[Begin]
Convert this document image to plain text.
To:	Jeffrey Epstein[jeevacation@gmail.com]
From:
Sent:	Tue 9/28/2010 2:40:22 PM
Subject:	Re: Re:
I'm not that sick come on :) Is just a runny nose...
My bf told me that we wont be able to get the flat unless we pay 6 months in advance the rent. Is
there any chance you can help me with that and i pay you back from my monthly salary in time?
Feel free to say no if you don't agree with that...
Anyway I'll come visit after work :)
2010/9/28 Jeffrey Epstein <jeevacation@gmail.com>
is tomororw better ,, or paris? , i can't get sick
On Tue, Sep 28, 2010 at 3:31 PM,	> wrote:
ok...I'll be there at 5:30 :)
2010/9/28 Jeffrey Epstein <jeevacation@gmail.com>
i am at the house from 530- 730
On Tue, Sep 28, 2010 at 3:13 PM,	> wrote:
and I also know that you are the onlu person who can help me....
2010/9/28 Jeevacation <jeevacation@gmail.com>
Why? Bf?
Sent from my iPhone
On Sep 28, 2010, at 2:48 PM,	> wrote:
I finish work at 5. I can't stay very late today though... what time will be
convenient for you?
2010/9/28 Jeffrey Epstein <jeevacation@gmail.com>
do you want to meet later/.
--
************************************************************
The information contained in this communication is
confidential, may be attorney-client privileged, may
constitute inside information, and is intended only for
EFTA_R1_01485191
[End]
Without changing a word, restate the whole listing.

[Solution for this task]
Convert this document image to plain text.
To:	Jeffrey Epstein[jeevacation@gmail.com]
From:
Sent:	Tue 9/28/2010 2:40:22 PM
Subject:	Re: Re:
I'm not that sick come on :) Is just a runny nose...
My bf told me that we wont be able to get the flat unless we pay 6 months in advance the rent. Is
there any chance you can help me with that and i pay you back from my monthly salary in time?
Feel free to say no if you don't agree with that...
Anyway I'll come visit after work :)
2010/9/28 Jeffrey Epstein <jeevacation@gmail.com>
is tomororw better ,, or paris? , i can't get sick
On Tue, Sep 28, 2010 at 3:31 PM,	> wrote:
ok...I'll be there at 5:30 :)
2010/9/28 Jeffrey Epstein <jeevacation@gmail.com>
i am at the house from 530- 730
On Tue, Sep 28, 2010 at 3:13 PM,	> wrote:
and I also know that you are the onlu person who can help me....
2010/9/28 Jeevacation <jeevacation@gmail.com>
Why? Bf?
Sent from my iPhone
On Sep 28, 2010, at 2:48 PM,	> wrote:
I finish work at 5. I can't stay very late today though... what time will be
convenient for you?
2010/9/28 Jeffrey Epstein <jeevacation@gmail.com>
do you want to meet later/.
--
************************************************************
The information contained in this communication is
confidential, may be attorney-client privileged, may
constitute inside information, and is intended only for
EFTA_R1_01485191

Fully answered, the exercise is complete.